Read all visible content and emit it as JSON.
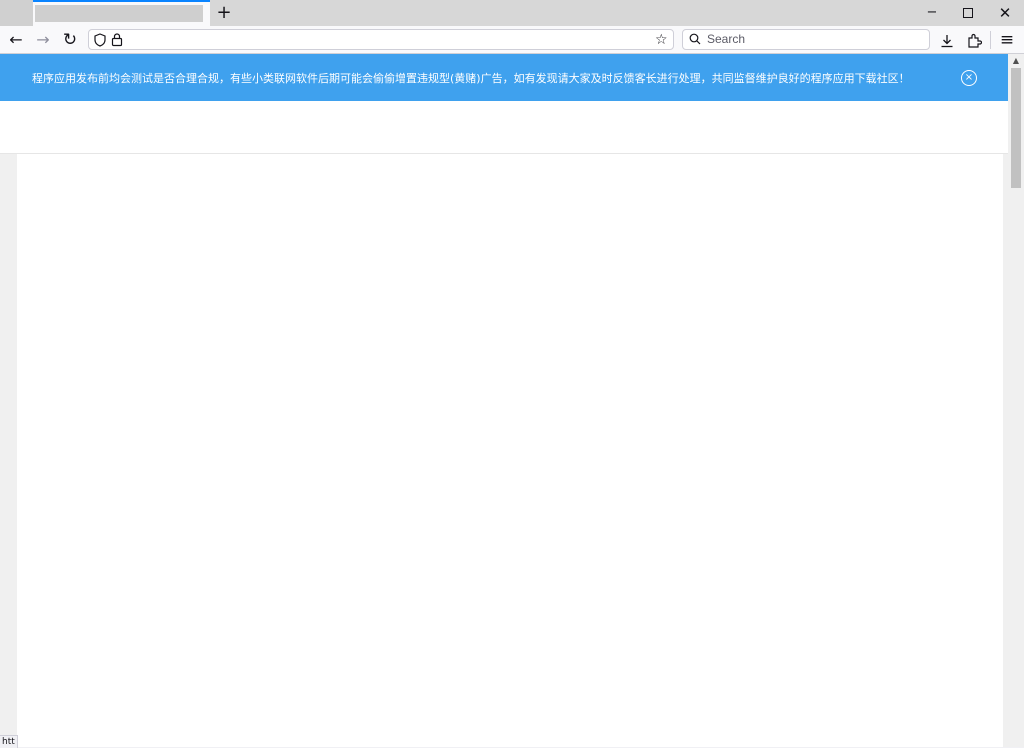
{
  "browser": {
    "tab": {
      "title": ""
    },
    "new_tab_symbol": "+",
    "window_controls": {
      "minimize": "−",
      "close": "✕"
    },
    "nav": {
      "back": "←",
      "forward": "→",
      "reload": "↻"
    },
    "url": "",
    "search": {
      "placeholder": "Search"
    },
    "icons": [
      "shield-icon",
      "lock-icon",
      "star-icon",
      "search-icon",
      "download-icon",
      "extensions-icon",
      "menu-icon"
    ],
    "status_text": "htt"
  },
  "page": {
    "notice": {
      "text": "程序应用发布前均会测试是否合理合规，有些小类联网软件后期可能会偷偷增置违规型(黄赌)广告，如有发现请大家及时反馈客长进行处理，共同监督维护良好的程序应用下载社区！",
      "close_symbol": "×",
      "background": "#3fa1ee"
    }
  },
  "colors": {
    "accent": "#0a84ff",
    "notice_bg": "#3fa1ee"
  }
}
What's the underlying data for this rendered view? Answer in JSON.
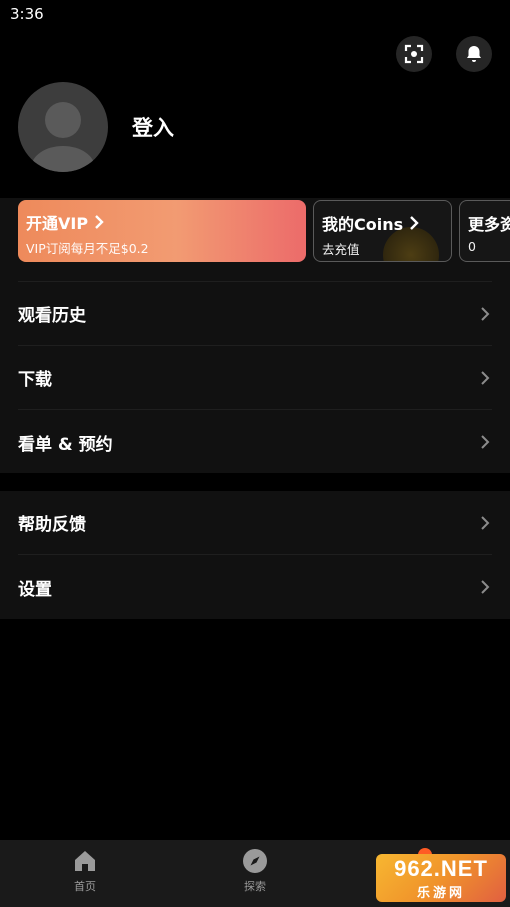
{
  "status_bar": {
    "time": "3:36"
  },
  "header": {
    "scan_icon": "scan-icon",
    "bell_icon": "bell-icon"
  },
  "profile": {
    "login_label": "登入"
  },
  "cards": {
    "vip": {
      "title": "开通VIP",
      "subtitle": "VIP订阅每月不足$0.2"
    },
    "coins": {
      "title": "我的Coins",
      "subtitle": "去充值"
    },
    "more": {
      "title": "更多资",
      "subtitle": "0"
    }
  },
  "menu_group_1": [
    {
      "label": "观看历史"
    },
    {
      "label": "下载"
    },
    {
      "label": "看单 & 预约"
    }
  ],
  "menu_group_2": [
    {
      "label": "帮助反馈"
    },
    {
      "label": "设置"
    }
  ],
  "bottom_nav": [
    {
      "label": "首页",
      "icon": "home-icon"
    },
    {
      "label": "探索",
      "icon": "compass-icon"
    }
  ],
  "watermark": {
    "top": "962.NET",
    "bottom": "乐游网"
  },
  "colors": {
    "vip_start": "#ee8a5b",
    "vip_end": "#ec6b6a",
    "background": "#000000",
    "panel": "#111111"
  }
}
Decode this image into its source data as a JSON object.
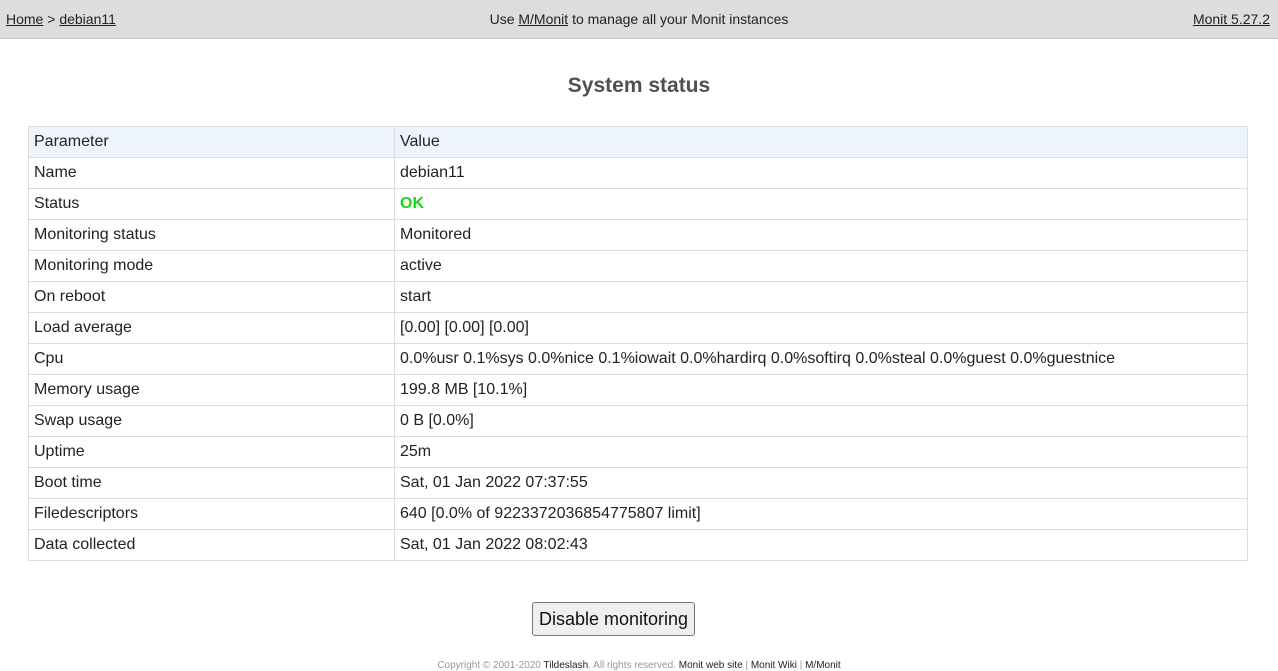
{
  "nav": {
    "home_label": "Home",
    "separator": ">",
    "host_label": "debian11",
    "promo_prefix": "Use",
    "promo_link": "M/Monit",
    "promo_suffix": "to manage all your Monit instances",
    "version_label": "Monit 5.27.2"
  },
  "page": {
    "title": "System status"
  },
  "table": {
    "headers": [
      "Parameter",
      "Value"
    ],
    "rows": [
      {
        "param": "Name",
        "value": "debian11"
      },
      {
        "param": "Status",
        "value": "OK"
      },
      {
        "param": "Monitoring status",
        "value": "Monitored"
      },
      {
        "param": "Monitoring mode",
        "value": "active"
      },
      {
        "param": "On reboot",
        "value": "start"
      },
      {
        "param": "Load average",
        "value": "[0.00] [0.00] [0.00]"
      },
      {
        "param": "Cpu",
        "value": "0.0%usr 0.1%sys 0.0%nice 0.1%iowait 0.0%hardirq 0.0%softirq 0.0%steal 0.0%guest 0.0%guestnice"
      },
      {
        "param": "Memory usage",
        "value": "199.8 MB [10.1%]"
      },
      {
        "param": "Swap usage",
        "value": "0 B [0.0%]"
      },
      {
        "param": "Uptime",
        "value": "25m"
      },
      {
        "param": "Boot time",
        "value": "Sat, 01 Jan 2022 07:37:55"
      },
      {
        "param": "Filedescriptors",
        "value": "640 [0.0% of 9223372036854775807 limit]"
      },
      {
        "param": "Data collected",
        "value": "Sat, 01 Jan 2022 08:02:43"
      }
    ],
    "status_color": "#19d619"
  },
  "actions": {
    "disable_label": "Disable monitoring"
  },
  "footer": {
    "copyright": "Copyright © 2001-2020",
    "company_link": "Tildeslash",
    "rights": ". All rights reserved.",
    "website_link": "Monit web site",
    "wiki_link": "Monit Wiki",
    "mmonit_link": "M/Monit"
  }
}
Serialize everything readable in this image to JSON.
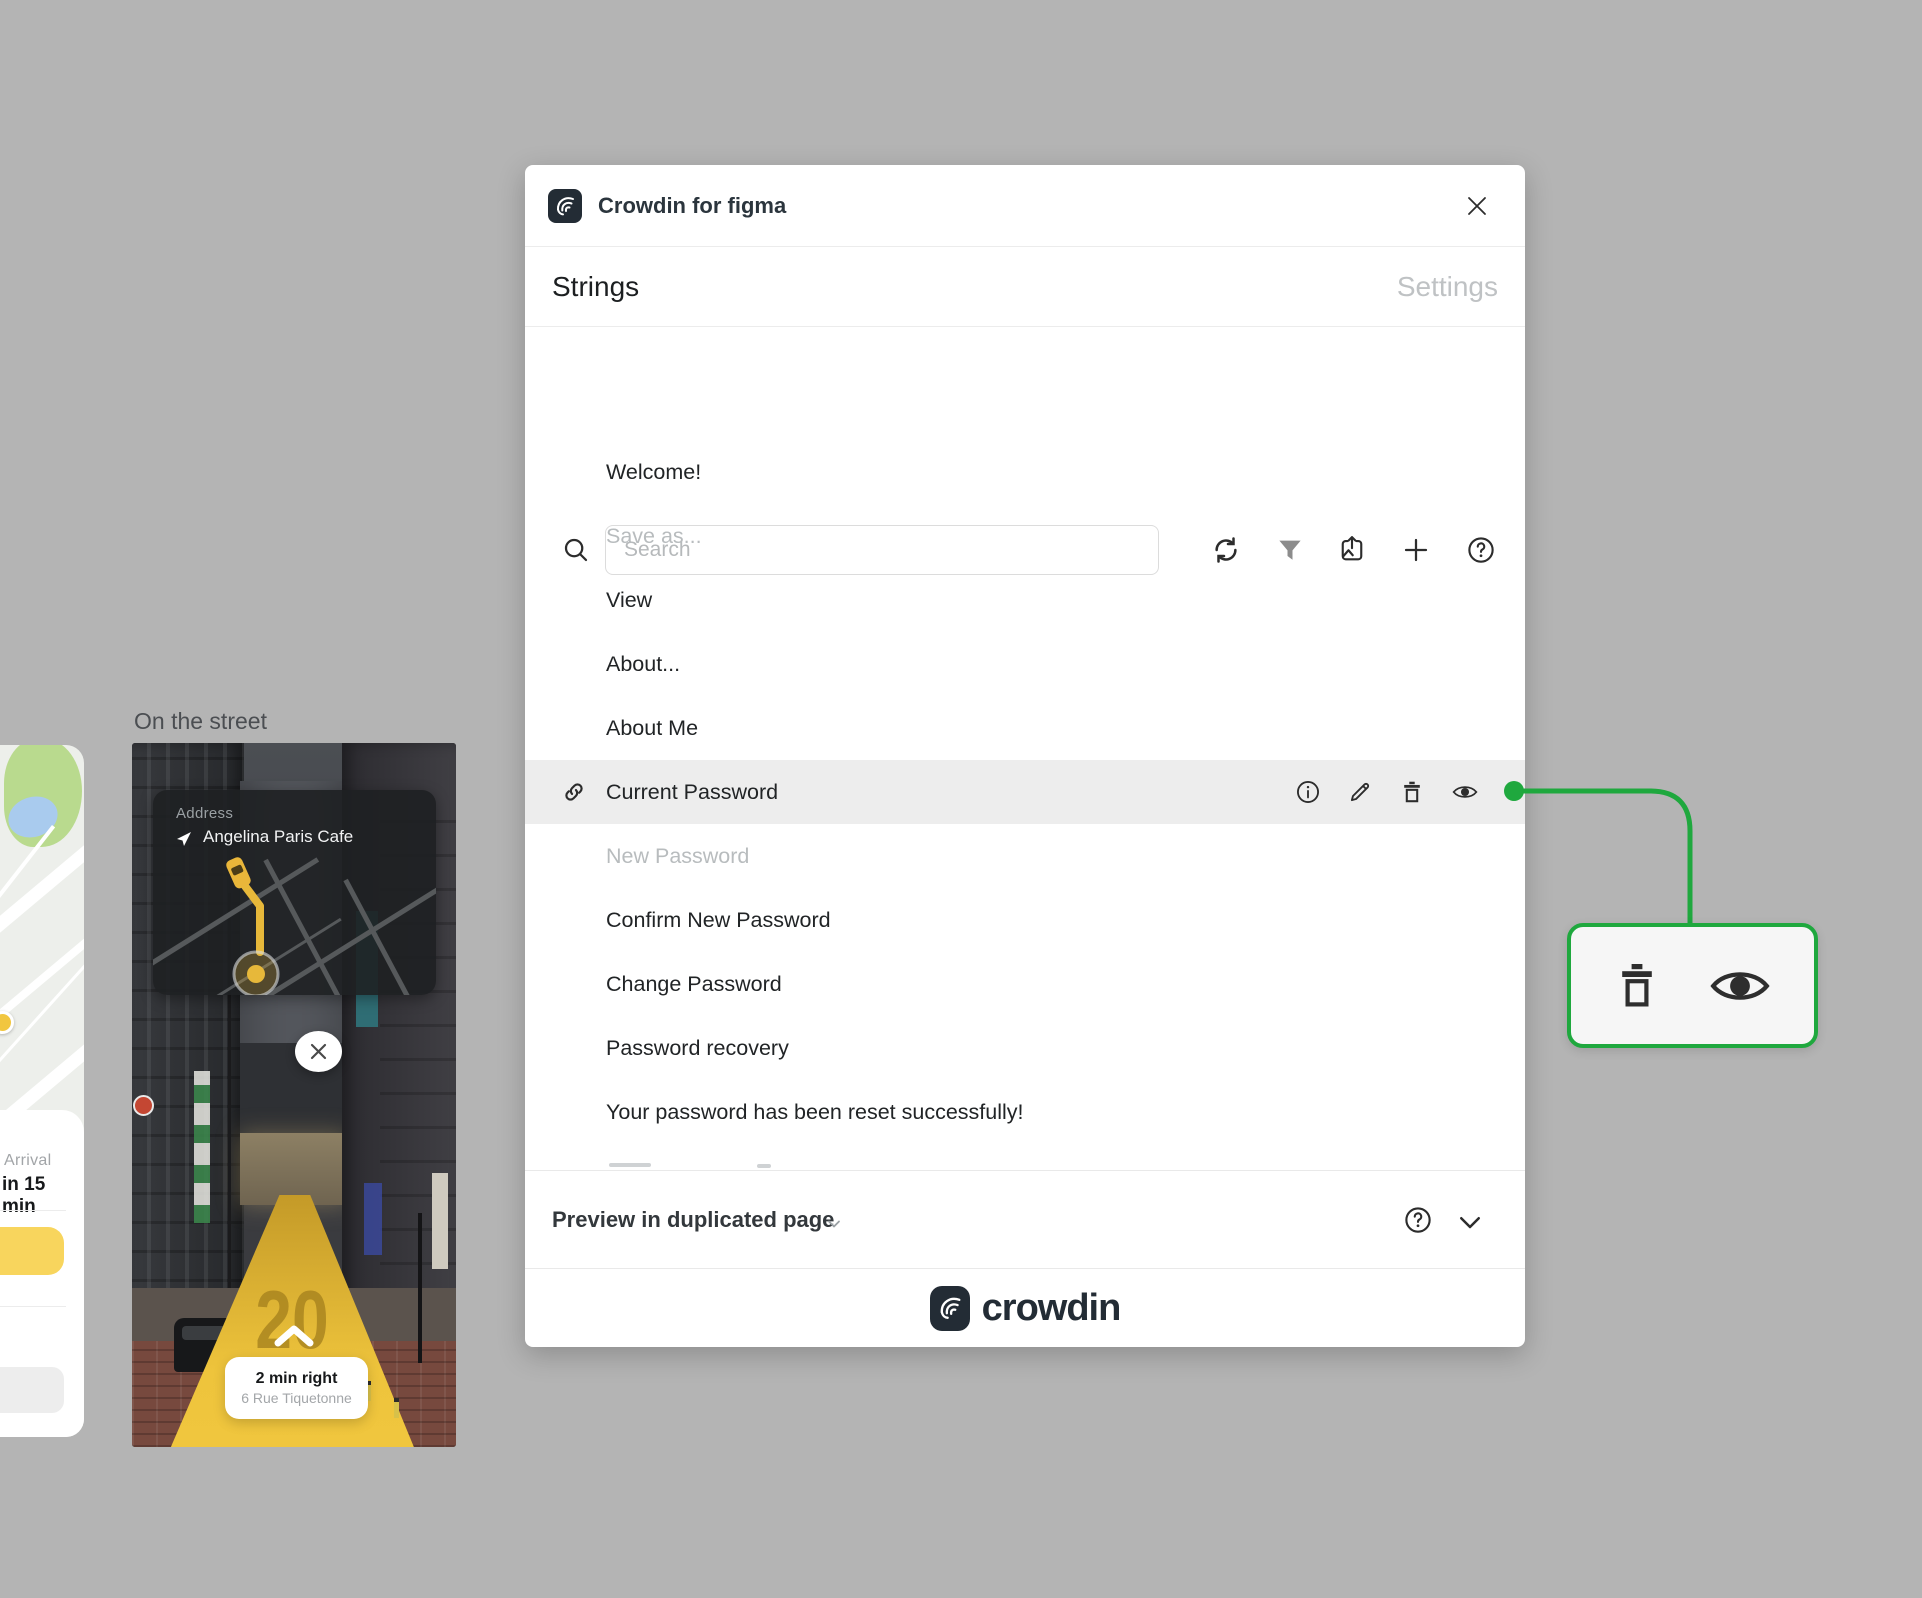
{
  "canvas": {
    "background": "#b4b4b4",
    "accent_green": "#1fa83e"
  },
  "plugin": {
    "title": "Crowdin for figma",
    "tabs": {
      "strings": "Strings",
      "settings": "Settings"
    },
    "search": {
      "placeholder": "Search"
    },
    "toolbar_icons": [
      "sync-icon",
      "filter-icon",
      "preview-frames-icon",
      "add-icon",
      "help-icon"
    ],
    "strings": [
      {
        "label": "Welcome!"
      },
      {
        "label": "Save as...",
        "muted": true
      },
      {
        "label": "View"
      },
      {
        "label": "About..."
      },
      {
        "label": "About Me"
      },
      {
        "label": "Current Password",
        "selected": true,
        "row_icons": [
          "info-icon",
          "edit-icon",
          "delete-icon",
          "preview-icon"
        ]
      },
      {
        "label": "New Password",
        "muted": true
      },
      {
        "label": "Confirm New Password"
      },
      {
        "label": "Change Password"
      },
      {
        "label": "Password recovery"
      },
      {
        "label": "Your password has been reset successfully!"
      }
    ],
    "footer": {
      "preview_label": "Preview in duplicated page"
    },
    "brand": {
      "wordmark": "crowdin",
      "color": "#232c35"
    }
  },
  "callout": {
    "icons": [
      "delete-icon",
      "preview-icon"
    ],
    "border_color": "#1fa83e"
  },
  "artboards": {
    "map": {
      "arrival_label": "Arrival",
      "arrival_value": "in 15 min",
      "button_color": "#f8d55d"
    },
    "street": {
      "title": "On the street",
      "address_label": "Address",
      "address_value": "Angelina Paris Cafe",
      "path_number": "20",
      "direction_primary": "2 min right",
      "direction_secondary": "6 Rue Tiquetonne",
      "path_color": "#eec43c"
    }
  }
}
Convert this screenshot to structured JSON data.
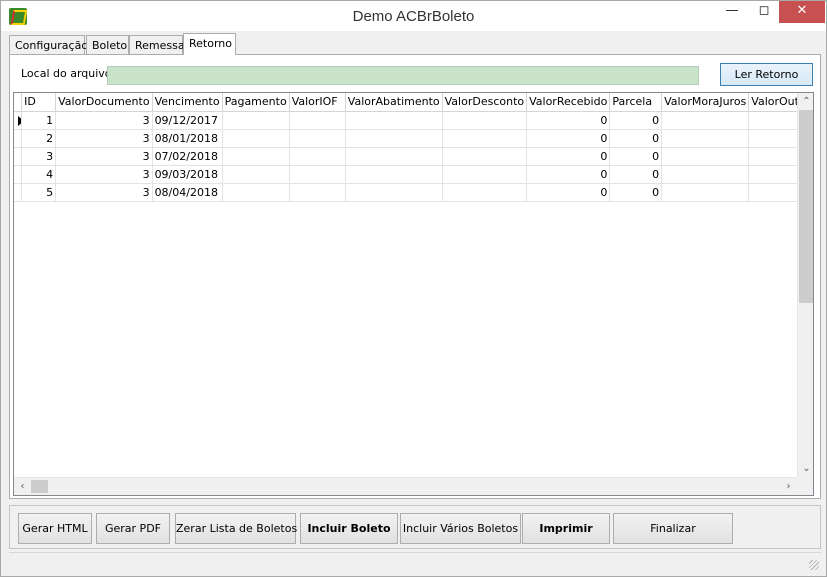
{
  "window": {
    "title": "Demo ACBrBoleto",
    "min_icon": "minimize-icon",
    "max_icon": "maximize-icon",
    "close_icon": "close-icon",
    "app_icon": "acbr-app-icon"
  },
  "tabs": [
    "Configuração",
    "Boleto",
    "Remessa",
    "Retorno"
  ],
  "active_tab": "Retorno",
  "retorno": {
    "local_label": "Local do arquivo",
    "local_value": "",
    "ler_button": "Ler Retorno"
  },
  "grid": {
    "columns": [
      "ID",
      "ValorDocumento",
      "Vencimento",
      "Pagamento",
      "ValorIOF",
      "ValorAbatimento",
      "ValorDesconto",
      "ValorRecebido",
      "Parcela",
      "ValorMoraJuros",
      "ValorOutro"
    ],
    "rows": [
      {
        "id": "1",
        "valor_documento": "3",
        "vencimento": "09/12/2017",
        "pagamento": "",
        "valor_iof": "",
        "valor_abatimento": "",
        "valor_desconto": "",
        "valor_recebido": "0",
        "parcela": "0",
        "valor_mora_juros": "",
        "valor_outro": ""
      },
      {
        "id": "2",
        "valor_documento": "3",
        "vencimento": "08/01/2018",
        "pagamento": "",
        "valor_iof": "",
        "valor_abatimento": "",
        "valor_desconto": "",
        "valor_recebido": "0",
        "parcela": "0",
        "valor_mora_juros": "",
        "valor_outro": ""
      },
      {
        "id": "3",
        "valor_documento": "3",
        "vencimento": "07/02/2018",
        "pagamento": "",
        "valor_iof": "",
        "valor_abatimento": "",
        "valor_desconto": "",
        "valor_recebido": "0",
        "parcela": "0",
        "valor_mora_juros": "",
        "valor_outro": ""
      },
      {
        "id": "4",
        "valor_documento": "3",
        "vencimento": "09/03/2018",
        "pagamento": "",
        "valor_iof": "",
        "valor_abatimento": "",
        "valor_desconto": "",
        "valor_recebido": "0",
        "parcela": "0",
        "valor_mora_juros": "",
        "valor_outro": ""
      },
      {
        "id": "5",
        "valor_documento": "3",
        "vencimento": "08/04/2018",
        "pagamento": "",
        "valor_iof": "",
        "valor_abatimento": "",
        "valor_desconto": "",
        "valor_recebido": "0",
        "parcela": "0",
        "valor_mora_juros": "",
        "valor_outro": ""
      }
    ]
  },
  "buttons": {
    "gerar_html": "Gerar HTML",
    "gerar_pdf": "Gerar PDF",
    "zerar_lista": "Zerar Lista de Boletos",
    "incluir_boleto": "Incluir Boleto",
    "incluir_varios": "Incluir Vários Boletos",
    "imprimir": "Imprimir",
    "finalizar": "Finalizar"
  },
  "colors": {
    "local_input_bg": "#c8e3ca",
    "close_button_bg": "#c75050",
    "default_button_border": "#3c7fb1"
  }
}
★ ★ ★ ★ ★
Short exercise → Return each line in the records that holds the string "JSON".

Solution to this problem →
Read all visible content and emit it as JSON.
What's the underlying data for this rendered view? Answer in JSON.
Decode this image into its source data as a JSON object.
Serialize everything readable in this image to JSON.
Convert this screenshot to structured JSON data.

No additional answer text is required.